### Extract provided:
---*---
As an ingredient in savory recipes, chocolate has a lot going for it. It comes to us dried, aged, and roasted. A good quality “single origin” bean will carry the subtle flavors of the particular region in which it was grown as well as the individual characteristics of the plant varietal. If it has been dried, aged, and roasted with care, these unique flavors—well preserved in the considerable amount of fat the bean contains—naturally bloom and concentrate.  In a quality, single origin bittersweet chocolate, sugar is added judiciously to celebrate the unique flavors of the bean, rather than merely offsetting the bitterness. It is ground for optimum smoothness, and the use of even a small amount will not only add a pleasantly lingering and noticeable umami to savory sauces and stews but also improve their texture.
---*---
[Element and region listings]
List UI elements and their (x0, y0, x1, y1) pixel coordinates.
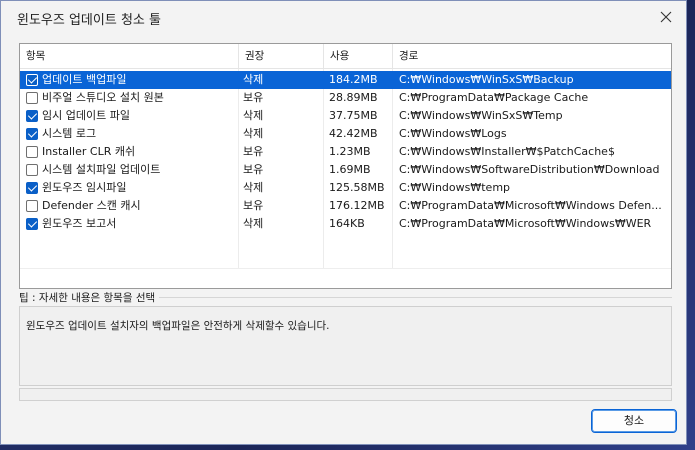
item-path: C:₩Windows₩Installer₩$PatchCache$ (399, 145, 615, 158)
column-header-item[interactable]: 항목 (20, 44, 239, 69)
item-name: Defender 스캔 캐시 (42, 199, 141, 212)
item-recommend: 보유 (243, 163, 264, 176)
horizontal-scrollbar[interactable] (20, 268, 671, 288)
column-header-path[interactable]: 경로 (393, 44, 671, 69)
item-size: 28.89MB (329, 91, 378, 104)
item-path: C:₩Windows₩temp (399, 181, 511, 194)
item-size: 176.12MB (329, 199, 385, 212)
item-recommend: 삭제 (243, 109, 264, 122)
item-path: C:₩ProgramData₩Microsoft₩Windows₩WER (399, 217, 652, 230)
item-size: 125.58MB (329, 181, 385, 194)
item-path: C:₩Windows₩Logs (399, 127, 507, 140)
item-recommend: 보유 (243, 145, 264, 158)
checkbox-icon[interactable] (26, 146, 38, 158)
checkbox-icon[interactable] (26, 110, 38, 122)
item-path: C:₩Windows₩WinSxS₩Temp (399, 109, 563, 122)
list-item[interactable]: 임시 업데이트 파일 삭제 37.75MB C:₩Windows₩WinSxS₩Tem… (20, 107, 671, 125)
list-item[interactable]: 업데이트 백업파일 삭제 184.2MB C:₩Windows₩WinSxS₩Back… (20, 71, 671, 89)
item-size: 1.23MB (329, 145, 371, 158)
list-item[interactable]: 비주얼 스튜디오 설치 원본 보유 28.89MB C:₩ProgramData₩Pa… (20, 89, 671, 107)
item-name: 비주얼 스튜디오 설치 원본 (42, 91, 164, 104)
item-recommend: 보유 (243, 199, 264, 212)
item-path: C:₩Windows₩SoftwareDistribution₩Download (399, 163, 660, 176)
list-item[interactable]: 시스템 설치파일 업데이트 보유 1.69MB C:₩Windows₩Software… (20, 161, 671, 179)
item-name: 임시 업데이트 파일 (42, 109, 130, 122)
column-header-recommend[interactable]: 권장 (239, 44, 324, 69)
tip-label: 팁 : 자세한 내용은 항목을 선택 (19, 290, 160, 305)
item-size: 37.75MB (329, 109, 378, 122)
item-name: 업데이트 백업파일 (42, 73, 127, 86)
checkbox-icon[interactable] (26, 182, 38, 194)
list-item[interactable]: 윈도우즈 임시파일 삭제 125.58MB C:₩Windows₩temp (20, 179, 671, 197)
list-item[interactable]: 윈도우즈 보고서 삭제 164KB C:₩ProgramData₩Microsoft₩… (20, 215, 671, 233)
list-item[interactable]: 시스템 로그 삭제 42.42MB C:₩Windows₩Logs (20, 125, 671, 143)
cleanup-tool-window: 윈도우즈 업데이트 청소 툴 항목 권장 사용 경로 업데이트 백업파일 삭제 18… (0, 0, 687, 445)
checkbox-icon[interactable] (26, 164, 38, 176)
close-button[interactable] (646, 1, 686, 33)
list-item[interactable]: Installer CLR 캐쉬 보유 1.23MB C:₩Windows₩Insta… (20, 143, 671, 161)
status-bar (19, 388, 672, 401)
cleanup-item-list[interactable]: 항목 권장 사용 경로 업데이트 백업파일 삭제 184.2MB C:₩Windows… (19, 43, 672, 289)
item-size: 184.2MB (329, 73, 378, 86)
item-size: 42.42MB (329, 127, 378, 140)
item-name: 윈도우즈 임시파일 (42, 181, 127, 194)
list-header: 항목 권장 사용 경로 (20, 44, 671, 69)
clean-button[interactable]: 청소 (591, 409, 677, 433)
item-path: C:₩Windows₩WinSxS₩Backup (399, 73, 574, 86)
list-item[interactable]: Defender 스캔 캐시 보유 176.12MB C:₩ProgramData₩M… (20, 197, 671, 215)
checkbox-icon[interactable] (26, 74, 38, 86)
item-path: C:₩ProgramData₩Package Cache (399, 91, 589, 104)
item-name: 시스템 설치파일 업데이트 (42, 163, 161, 176)
item-size: 1.69MB (329, 163, 371, 176)
checkbox-icon[interactable] (26, 128, 38, 140)
title-bar: 윈도우즈 업데이트 청소 툴 (1, 1, 686, 33)
item-name: 윈도우즈 보고서 (42, 217, 117, 230)
item-name: Installer CLR 캐쉬 (42, 145, 136, 158)
close-icon (660, 11, 672, 23)
tip-box: 윈도우즈 업데이트 설치자의 백업파일은 안전하게 삭제할수 있습니다. (19, 306, 672, 386)
checkbox-icon[interactable] (26, 218, 38, 230)
item-recommend: 삭제 (243, 73, 264, 86)
tip-text: 윈도우즈 업데이트 설치자의 백업파일은 안전하게 삭제할수 있습니다. (26, 320, 330, 332)
item-recommend: 삭제 (243, 127, 264, 140)
window-title: 윈도우즈 업데이트 청소 툴 (17, 13, 161, 28)
item-recommend: 보유 (243, 91, 264, 104)
item-recommend: 삭제 (243, 217, 264, 230)
column-header-usage[interactable]: 사용 (324, 44, 393, 69)
item-size: 164KB (329, 217, 365, 230)
checkbox-icon[interactable] (26, 200, 38, 212)
list-rows: 업데이트 백업파일 삭제 184.2MB C:₩Windows₩WinSxS₩Back… (20, 69, 671, 288)
item-name: 시스템 로그 (42, 127, 97, 140)
tip-group: 팁 : 자세한 내용은 항목을 선택 윈도우즈 업데이트 설치자의 백업파일은 … (19, 290, 672, 387)
checkbox-icon[interactable] (26, 92, 38, 104)
item-recommend: 삭제 (243, 181, 264, 194)
item-path: C:₩ProgramData₩Microsoft₩Windows Defen..… (399, 199, 662, 212)
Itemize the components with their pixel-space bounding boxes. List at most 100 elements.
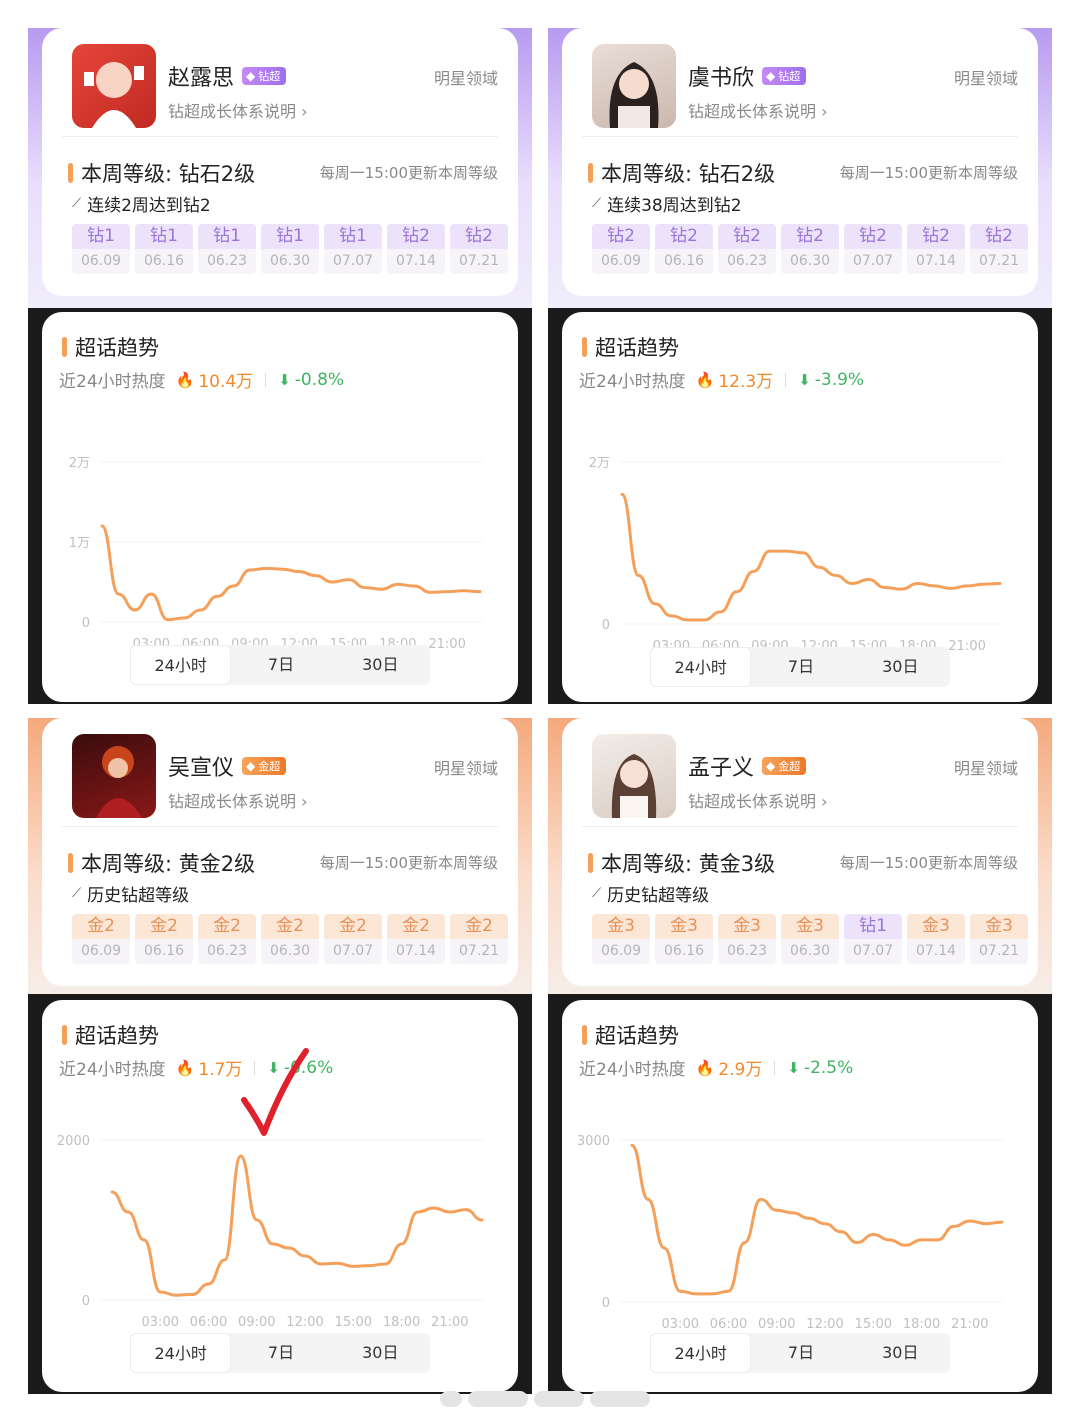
tab-30d[interactable]: 30日 [331, 645, 430, 685]
tab-24h[interactable]: 24小时 [130, 645, 232, 685]
week-level-item: 钻1 06.30 [261, 224, 319, 274]
divider [62, 136, 498, 137]
trend-card: 超话趋势 近24小时热度🔥10.4万⬇-0.8% 01万2万03:0006:00… [42, 312, 518, 702]
week-level-item: 金2 06.09 [72, 914, 130, 964]
weekly-level: 本周等级: 黄金3级 [588, 848, 775, 878]
tab-7d[interactable]: 7日 [751, 647, 850, 687]
tab-24h[interactable]: 24小时 [130, 1333, 232, 1373]
tab-24h[interactable]: 24小时 [650, 1333, 752, 1373]
tab-7d[interactable]: 7日 [751, 1333, 850, 1373]
tab-30d[interactable]: 30日 [851, 1333, 950, 1373]
x-tick-label: 06:00 [190, 1315, 227, 1330]
x-tick-label: 03:00 [142, 1315, 179, 1330]
x-tick-label: 03:00 [662, 1317, 699, 1332]
y-tick-label: 0 [602, 618, 610, 633]
domain-label[interactable]: 明星领域 [434, 755, 498, 779]
growth-system-link[interactable]: 钻超成长体系说明 › [688, 98, 828, 122]
tab-24h[interactable]: 24小时 [650, 647, 752, 687]
star-name: 吴宣仪 ◆ 金超 [168, 750, 287, 782]
x-tick-label: 18:00 [383, 1315, 420, 1330]
week-level-item: 金3 06.09 [592, 914, 650, 964]
diamond-icon: ◆ [766, 759, 776, 773]
week-level-item: 钻2 07.07 [844, 224, 902, 274]
level-streak: ⟋ 历史钻超等级 [592, 886, 710, 906]
profile-card: 孟子义 ◆ 金超 钻超成长体系说明 › 明星领域 本周等级: 黄金3级 每周一15:… [562, 718, 1038, 986]
growth-system-link[interactable]: 钻超成长体系说明 › [168, 788, 308, 812]
y-tick-label: 3000 [577, 1134, 610, 1149]
week-levels: 钻2 06.09 钻2 06.16 钻2 06.23 钻2 06.30 钻2 07.07 … [592, 224, 1028, 274]
x-tick-label: 12:00 [806, 1317, 843, 1332]
star-name: 虞书欣 ◆ 钻超 [688, 60, 807, 92]
diamond-icon: ◆ [246, 69, 256, 83]
x-tick-label: 21:00 [951, 1317, 988, 1332]
week-level-item: 金2 07.14 [387, 914, 445, 964]
week-level-item: 金2 06.23 [198, 914, 256, 964]
profile-card: 吴宣仪 ◆ 金超 钻超成长体系说明 › 明星领域 本周等级: 黄金2级 每周一15:… [42, 718, 518, 986]
x-tick-label: 21:00 [948, 639, 985, 654]
avatar[interactable] [72, 734, 156, 818]
chevron-right-icon: › [821, 102, 828, 121]
profile-card: 赵露思 ◆ 钻超 钻超成长体系说明 › 明星领域 本周等级: 钻石2级 每周一15:… [42, 28, 518, 296]
growth-system-link[interactable]: 钻超成长体系说明 › [168, 98, 308, 122]
panel-4: 孟子义 ◆ 金超 钻超成长体系说明 › 明星领域 本周等级: 黄金3级 每周一15:… [548, 718, 1052, 1394]
y-tick-label: 0 [602, 1296, 610, 1311]
x-tick-label: 15:00 [855, 1317, 892, 1332]
week-levels: 金3 06.09 金3 06.16 金3 06.23 金3 06.30 钻1 07.07 … [592, 914, 1028, 964]
y-tick-label: 2000 [57, 1134, 90, 1149]
domain-label[interactable]: 明星领域 [434, 65, 498, 89]
week-levels: 金2 06.09 金2 06.16 金2 06.23 金2 06.30 金2 07.07 … [72, 914, 508, 964]
week-level-item: 钻1 07.07 [844, 914, 902, 964]
x-tick-label: 09:00 [238, 1315, 275, 1330]
tab-30d[interactable]: 30日 [331, 1333, 430, 1373]
level-streak: ⟋ 连续38周达到钻2 [592, 196, 742, 216]
y-tick-label: 2万 [589, 456, 610, 471]
week-level-item: 钻1 07.07 [324, 224, 382, 274]
x-tick-label: 12:00 [286, 1315, 323, 1330]
y-tick-label: 2万 [69, 456, 90, 471]
week-level-item: 钻2 06.16 [655, 224, 713, 274]
domain-label[interactable]: 明星领域 [954, 65, 1018, 89]
avatar[interactable] [592, 44, 676, 128]
tab-7d[interactable]: 7日 [231, 645, 330, 685]
series-line [630, 1143, 1004, 1296]
update-note: 每周一15:00更新本周等级 [839, 854, 1018, 872]
week-levels: 钻1 06.09 钻1 06.16 钻1 06.23 钻1 06.30 钻1 07.07 … [72, 224, 508, 274]
week-level-item: 钻1 06.16 [135, 224, 193, 274]
growth-system-link[interactable]: 钻超成长体系说明 › [688, 788, 828, 812]
trend-chart: 01万2万03:0006:0009:0012:0015:0018:0021:00 [69, 456, 482, 652]
trend-icon: ⟋ [72, 196, 82, 211]
chevron-right-icon: › [821, 792, 828, 811]
tab-30d[interactable]: 30日 [851, 647, 950, 687]
panel-2: 虞书欣 ◆ 钻超 钻超成长体系说明 › 明星领域 本周等级: 钻石2级 每周一15:… [548, 28, 1052, 704]
week-level-item: 金2 06.30 [261, 914, 319, 964]
week-level-item: 钻2 07.14 [907, 224, 965, 274]
level-streak: ⟋ 历史钻超等级 [72, 886, 190, 906]
series-line [110, 1154, 484, 1297]
week-level-item: 金2 07.07 [324, 914, 382, 964]
update-note: 每周一15:00更新本周等级 [319, 854, 498, 872]
week-level-item: 金3 06.23 [718, 914, 776, 964]
diamond-icon: ◆ [766, 69, 776, 83]
domain-label[interactable]: 明星领域 [954, 755, 1018, 779]
tier-badge: ◆ 钻超 [762, 67, 807, 85]
week-level-item: 钻2 07.14 [387, 224, 445, 274]
trend-icon: ⟋ [592, 886, 602, 901]
y-tick-label: 0 [82, 1294, 90, 1309]
profile-card: 虞书欣 ◆ 钻超 钻超成长体系说明 › 明星领域 本周等级: 钻石2级 每周一15:… [562, 28, 1038, 296]
trend-icon: ⟋ [592, 196, 602, 211]
trend-card: 超话趋势 近24小时热度 🔥 2.9万 ⬇ -2.5% 0 3000 03:00 06:00 0… [562, 1000, 1038, 1392]
star-name: 赵露思 ◆ 钻超 [168, 60, 287, 92]
week-level-item: 金2 06.16 [135, 914, 193, 964]
x-tick-label: 15:00 [335, 1315, 372, 1330]
avatar[interactable] [592, 734, 676, 818]
chevron-right-icon: › [301, 102, 308, 121]
divider [582, 826, 1018, 827]
trend-chart: 02万03:0006:0009:0012:0015:0018:0021:00 [589, 456, 1002, 654]
avatar[interactable] [72, 44, 156, 128]
watermark [440, 1385, 650, 1413]
y-tick-label: 1万 [69, 536, 90, 551]
week-level-item: 钻2 07.21 [450, 224, 508, 274]
level-streak: ⟋ 连续2周达到钻2 [72, 196, 211, 216]
trend-card: 超话趋势 近24小时热度🔥12.3万⬇-3.9% 02万03:0006:0009… [562, 312, 1038, 702]
tab-7d[interactable]: 7日 [231, 1333, 330, 1373]
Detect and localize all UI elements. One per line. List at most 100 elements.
---*---
### Aim of the task:
Rewrite the passage on chocolate in savory cooking, beginning at the words that contain "As an ingredient" and stopping after "improve their texture.", with "bittersweet" swapped for "semisweet". These rows were drawn from a separate source.

### Result:
As an ingredient in savory recipes, chocolate has a lot going for it. It comes to us dried, aged, and roasted. A good quality “single origin” bean will carry the subtle flavors of the particular region in which it was grown as well as the individual characteristics of the plant varietal. If it has been dried, aged, and roasted with care, these unique flavors—well preserved in the considerable amount of fat the bean contains—naturally bloom and concentrate.  In a quality, single origin semisweet chocolate, sugar is added judiciously to celebrate the unique flavors of the bean, rather than merely offsetting the bitterness. It is ground for optimum smoothness, and the use of even a small amount will not only add a pleasantly lingering and noticeable umami to savory sauces and stews but also improve their texture.